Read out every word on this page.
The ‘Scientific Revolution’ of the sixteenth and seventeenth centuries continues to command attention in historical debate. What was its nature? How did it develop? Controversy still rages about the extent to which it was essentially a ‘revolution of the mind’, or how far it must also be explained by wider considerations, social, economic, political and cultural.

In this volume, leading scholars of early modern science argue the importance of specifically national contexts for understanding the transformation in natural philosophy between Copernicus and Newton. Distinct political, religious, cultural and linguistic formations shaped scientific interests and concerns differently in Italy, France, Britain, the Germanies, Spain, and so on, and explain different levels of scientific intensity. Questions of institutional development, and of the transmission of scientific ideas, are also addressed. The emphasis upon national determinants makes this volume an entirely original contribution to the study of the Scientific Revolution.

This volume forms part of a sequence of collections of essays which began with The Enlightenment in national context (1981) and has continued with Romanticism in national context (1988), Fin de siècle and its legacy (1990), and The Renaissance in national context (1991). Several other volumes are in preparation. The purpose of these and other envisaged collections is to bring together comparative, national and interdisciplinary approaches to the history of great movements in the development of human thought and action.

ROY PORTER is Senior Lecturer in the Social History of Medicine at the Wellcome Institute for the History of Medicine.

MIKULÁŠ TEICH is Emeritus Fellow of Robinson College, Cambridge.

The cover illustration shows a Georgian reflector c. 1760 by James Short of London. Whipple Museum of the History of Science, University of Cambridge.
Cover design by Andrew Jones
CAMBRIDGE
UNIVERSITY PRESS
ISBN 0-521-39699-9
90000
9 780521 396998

---

GOAL: Return all of the entries exactly as they were supplied.

FINISHED ANSWER:
Read out every word on this page.
The ‘Scientific Revolution’ of the sixteenth and seventeenth centuries continues to command attention in historical debate. What was its nature? How did it develop? Controversy still rages about the extent to which it was essentially a ‘revolution of the mind’, or how far it must also be explained by wider considerations, social, economic, political and cultural.

In this volume, leading scholars of early modern science argue the importance of specifically national contexts for understanding the transformation in natural philosophy between Copernicus and Newton. Distinct political, religious, cultural and linguistic formations shaped scientific interests and concerns differently in Italy, France, Britain, the Germanies, Spain, and so on, and explain different levels of scientific intensity. Questions of institutional development, and of the transmission of scientific ideas, are also addressed. The emphasis upon national determinants makes this volume an entirely original contribution to the study of the Scientific Revolution.

This volume forms part of a sequence of collections of essays which began with The Enlightenment in national context (1981) and has continued with Romanticism in national context (1988), Fin de siècle and its legacy (1990), and The Renaissance in national context (1991). Several other volumes are in preparation. The purpose of these and other envisaged collections is to bring together comparative, national and interdisciplinary approaches to the history of great movements in the development of human thought and action.

ROY PORTER is Senior Lecturer in the Social History of Medicine at the Wellcome Institute for the History of Medicine.

MIKULÁŠ TEICH is Emeritus Fellow of Robinson College, Cambridge.

The cover illustration shows a Georgian reflector c. 1760 by James Short of London. Whipple Museum of the History of Science, University of Cambridge.
Cover design by Andrew Jones
CAMBRIDGE
UNIVERSITY PRESS
ISBN 0-521-39699-9
90000
9 780521 396998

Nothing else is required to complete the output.